Identify the lines that contain the string "dieser", then copy each of them.
——————————
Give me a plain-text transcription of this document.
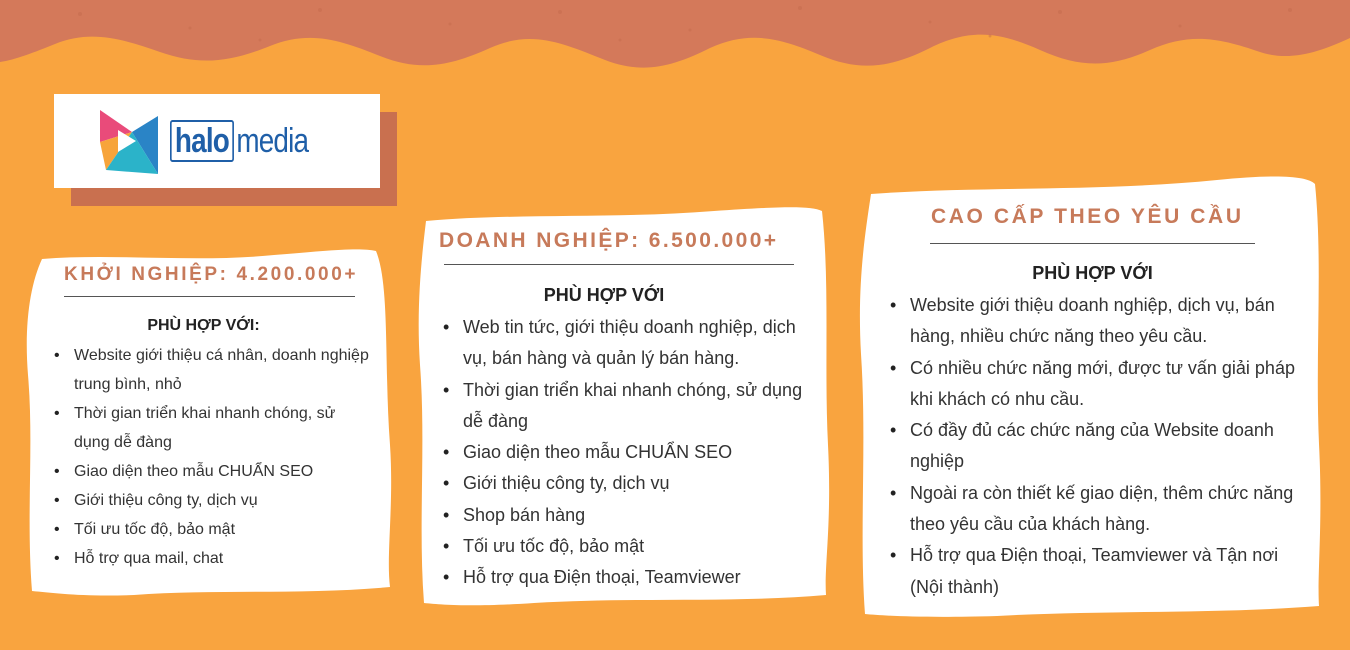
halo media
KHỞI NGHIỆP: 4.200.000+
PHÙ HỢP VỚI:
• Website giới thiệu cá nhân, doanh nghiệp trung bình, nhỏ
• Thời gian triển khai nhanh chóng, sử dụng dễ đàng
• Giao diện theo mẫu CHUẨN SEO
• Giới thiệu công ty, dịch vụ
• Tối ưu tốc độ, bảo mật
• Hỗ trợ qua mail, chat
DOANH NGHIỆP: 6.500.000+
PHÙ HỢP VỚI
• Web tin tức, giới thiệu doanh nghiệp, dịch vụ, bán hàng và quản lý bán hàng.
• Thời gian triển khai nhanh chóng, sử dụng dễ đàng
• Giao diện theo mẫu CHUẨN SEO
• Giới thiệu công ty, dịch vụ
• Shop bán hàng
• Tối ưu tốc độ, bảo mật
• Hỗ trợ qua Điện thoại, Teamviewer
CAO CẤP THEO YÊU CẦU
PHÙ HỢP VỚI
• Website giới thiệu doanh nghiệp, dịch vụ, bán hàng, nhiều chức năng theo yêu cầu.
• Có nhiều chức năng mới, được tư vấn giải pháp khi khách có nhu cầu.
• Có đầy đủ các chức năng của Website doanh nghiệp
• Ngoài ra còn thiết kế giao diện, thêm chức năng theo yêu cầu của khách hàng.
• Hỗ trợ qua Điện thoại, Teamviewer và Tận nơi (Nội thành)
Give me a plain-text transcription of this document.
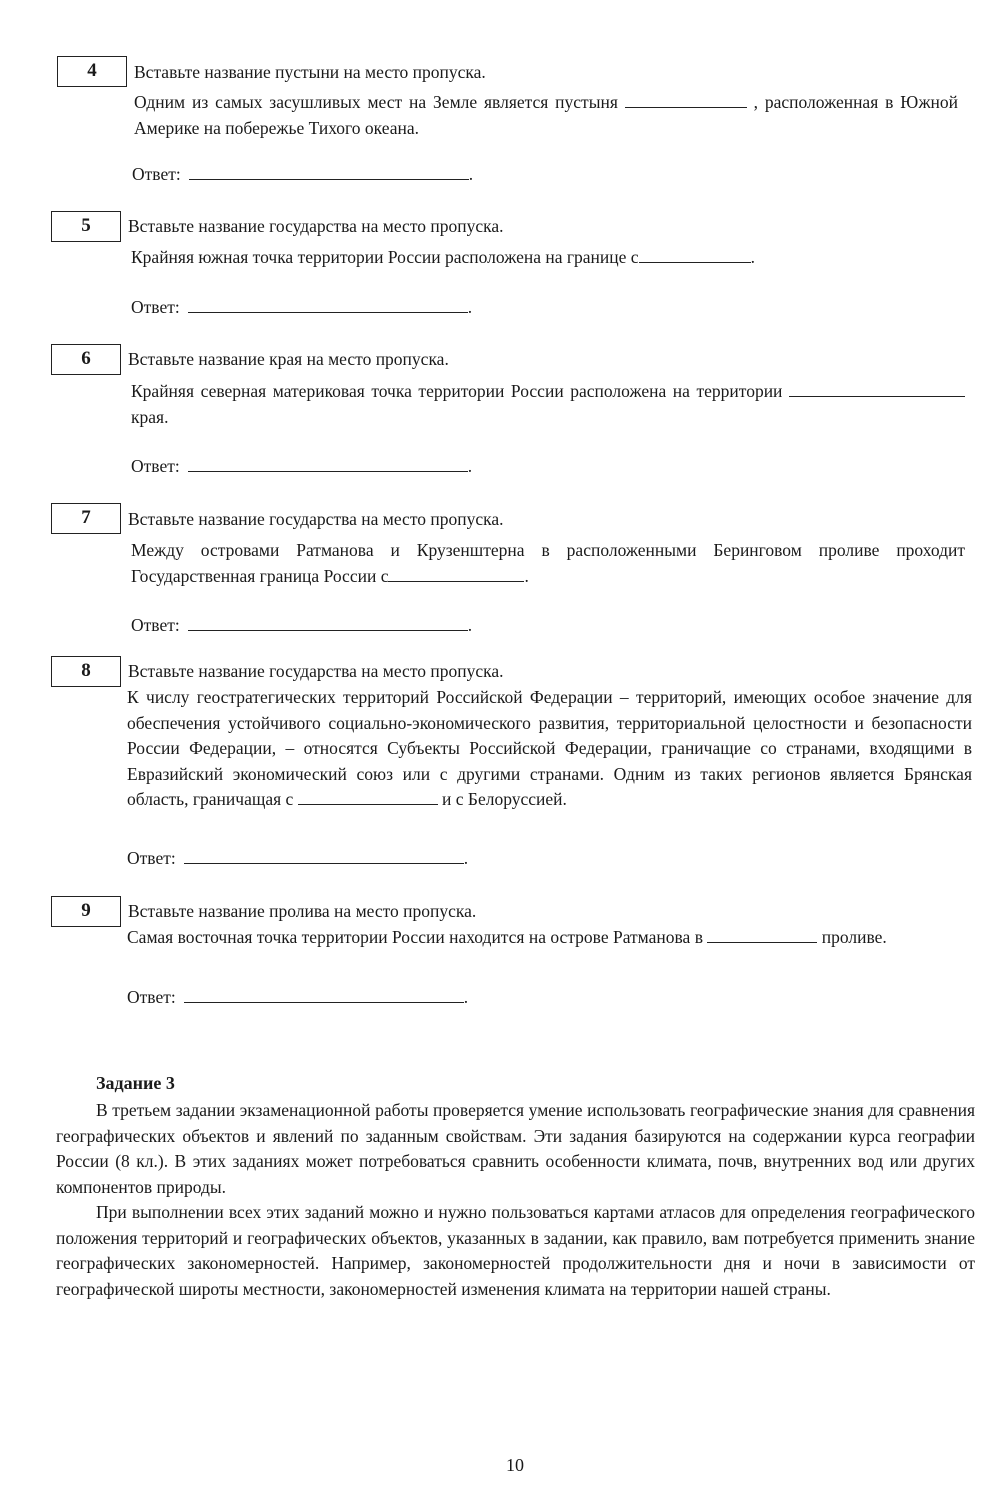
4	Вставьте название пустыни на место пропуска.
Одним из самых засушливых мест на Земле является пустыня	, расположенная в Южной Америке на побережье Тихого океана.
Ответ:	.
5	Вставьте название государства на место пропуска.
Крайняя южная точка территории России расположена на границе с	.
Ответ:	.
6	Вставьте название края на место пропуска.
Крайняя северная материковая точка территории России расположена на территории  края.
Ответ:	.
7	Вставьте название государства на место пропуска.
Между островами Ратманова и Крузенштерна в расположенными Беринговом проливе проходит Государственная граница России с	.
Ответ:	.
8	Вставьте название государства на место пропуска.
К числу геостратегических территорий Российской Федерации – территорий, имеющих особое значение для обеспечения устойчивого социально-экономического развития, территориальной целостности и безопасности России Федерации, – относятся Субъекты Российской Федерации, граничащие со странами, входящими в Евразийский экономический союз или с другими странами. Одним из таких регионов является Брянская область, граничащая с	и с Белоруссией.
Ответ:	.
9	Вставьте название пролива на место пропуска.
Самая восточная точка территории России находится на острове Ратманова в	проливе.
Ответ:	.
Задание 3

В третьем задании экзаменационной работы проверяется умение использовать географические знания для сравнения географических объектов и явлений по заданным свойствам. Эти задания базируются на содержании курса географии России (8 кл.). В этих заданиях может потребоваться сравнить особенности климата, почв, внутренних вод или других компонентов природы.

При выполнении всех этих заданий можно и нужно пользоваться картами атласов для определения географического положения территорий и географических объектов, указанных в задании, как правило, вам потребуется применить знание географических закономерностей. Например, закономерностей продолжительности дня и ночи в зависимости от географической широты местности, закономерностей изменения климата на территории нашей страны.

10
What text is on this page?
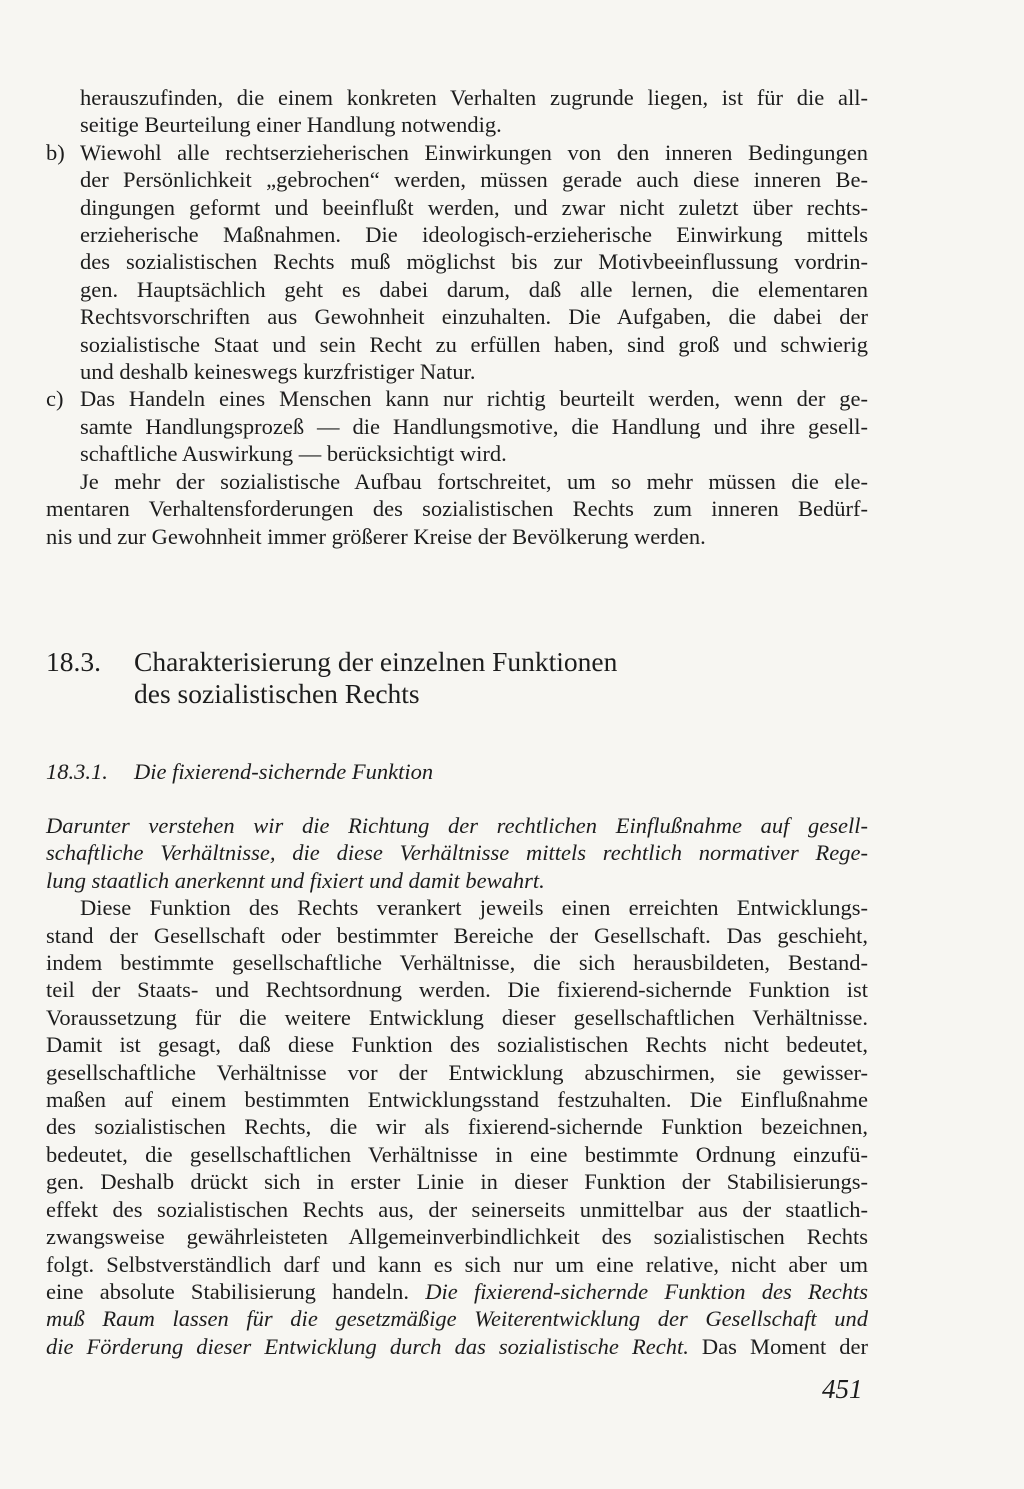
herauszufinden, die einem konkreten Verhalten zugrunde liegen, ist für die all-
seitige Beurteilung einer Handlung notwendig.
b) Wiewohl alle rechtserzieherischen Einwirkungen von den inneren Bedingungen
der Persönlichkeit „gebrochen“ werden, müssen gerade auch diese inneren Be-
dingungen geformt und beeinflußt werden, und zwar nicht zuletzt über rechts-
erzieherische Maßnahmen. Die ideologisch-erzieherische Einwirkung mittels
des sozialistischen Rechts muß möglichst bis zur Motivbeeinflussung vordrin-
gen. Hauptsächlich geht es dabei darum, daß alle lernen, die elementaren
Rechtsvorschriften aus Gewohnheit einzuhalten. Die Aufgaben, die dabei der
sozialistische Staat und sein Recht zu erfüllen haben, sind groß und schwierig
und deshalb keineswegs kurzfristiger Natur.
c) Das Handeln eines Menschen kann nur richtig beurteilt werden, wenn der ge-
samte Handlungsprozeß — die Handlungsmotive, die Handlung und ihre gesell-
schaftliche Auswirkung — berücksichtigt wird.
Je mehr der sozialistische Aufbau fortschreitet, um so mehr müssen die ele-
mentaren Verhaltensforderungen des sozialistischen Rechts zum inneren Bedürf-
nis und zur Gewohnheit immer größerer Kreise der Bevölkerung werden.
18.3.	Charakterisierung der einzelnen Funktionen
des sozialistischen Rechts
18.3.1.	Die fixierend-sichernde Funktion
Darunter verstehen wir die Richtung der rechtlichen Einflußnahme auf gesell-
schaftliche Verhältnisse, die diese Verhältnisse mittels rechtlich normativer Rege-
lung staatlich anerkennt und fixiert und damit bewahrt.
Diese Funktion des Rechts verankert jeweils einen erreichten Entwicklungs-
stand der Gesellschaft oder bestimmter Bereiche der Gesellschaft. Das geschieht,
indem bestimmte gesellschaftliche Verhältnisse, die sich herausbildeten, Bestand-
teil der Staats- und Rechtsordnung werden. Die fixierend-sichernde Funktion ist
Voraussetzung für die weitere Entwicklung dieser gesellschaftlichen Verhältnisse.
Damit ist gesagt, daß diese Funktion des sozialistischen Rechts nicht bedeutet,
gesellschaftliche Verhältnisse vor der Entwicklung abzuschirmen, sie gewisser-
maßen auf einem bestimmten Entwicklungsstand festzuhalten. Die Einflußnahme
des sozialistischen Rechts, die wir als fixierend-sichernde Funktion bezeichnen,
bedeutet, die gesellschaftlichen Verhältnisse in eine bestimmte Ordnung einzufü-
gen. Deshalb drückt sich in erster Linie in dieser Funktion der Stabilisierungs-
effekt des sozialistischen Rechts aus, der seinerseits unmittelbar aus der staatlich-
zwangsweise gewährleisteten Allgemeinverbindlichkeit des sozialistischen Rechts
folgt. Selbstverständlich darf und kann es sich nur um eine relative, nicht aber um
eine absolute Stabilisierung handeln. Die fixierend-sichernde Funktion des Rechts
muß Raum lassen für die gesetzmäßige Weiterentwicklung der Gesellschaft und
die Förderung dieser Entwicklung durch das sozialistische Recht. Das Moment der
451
——————————
*Expected answer*.
Voraussetzung für die weitere Entwicklung dieser gesellschaftlichen Verhältnisse.
gen. Deshalb drückt sich in erster Linie in dieser Funktion der Stabilisierungs-
die Förderung dieser Entwicklung durch das sozialistische Recht. Das Moment der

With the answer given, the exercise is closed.